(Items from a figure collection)
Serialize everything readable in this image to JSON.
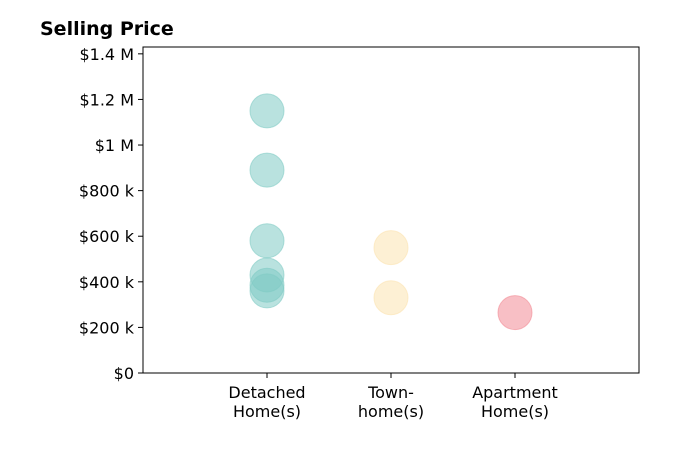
{
  "chart_data": {
    "type": "scatter",
    "title": "Selling Price",
    "xlabel": "",
    "ylabel": "",
    "categories": [
      [
        "Detached",
        "Home(s)"
      ],
      [
        "Town-",
        "home(s)"
      ],
      [
        "Apartment",
        "Home(s)"
      ]
    ],
    "ylim": [
      0,
      1430000
    ],
    "yticks": [
      0,
      200000,
      400000,
      600000,
      800000,
      1000000,
      1200000,
      1400000
    ],
    "ytick_labels": [
      "$0",
      "$200 k",
      "$400 k",
      "$600 k",
      "$800 k",
      "$1 M",
      "$1.2 M",
      "$1.4 M"
    ],
    "grid": false,
    "points": [
      {
        "category": 0,
        "value": 1150000
      },
      {
        "category": 0,
        "value": 890000
      },
      {
        "category": 0,
        "value": 580000
      },
      {
        "category": 0,
        "value": 430000
      },
      {
        "category": 0,
        "value": 385000
      },
      {
        "category": 0,
        "value": 360000
      },
      {
        "category": 1,
        "value": 550000
      },
      {
        "category": 1,
        "value": 330000
      },
      {
        "category": 2,
        "value": 265000
      }
    ],
    "colors": [
      "#80cbc4",
      "#fbe3b1",
      "#f28b95"
    ]
  }
}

Written exercise:
Determine the number of lines in the records that include the string "value", and respond with that number only.

Response for this exercise:
9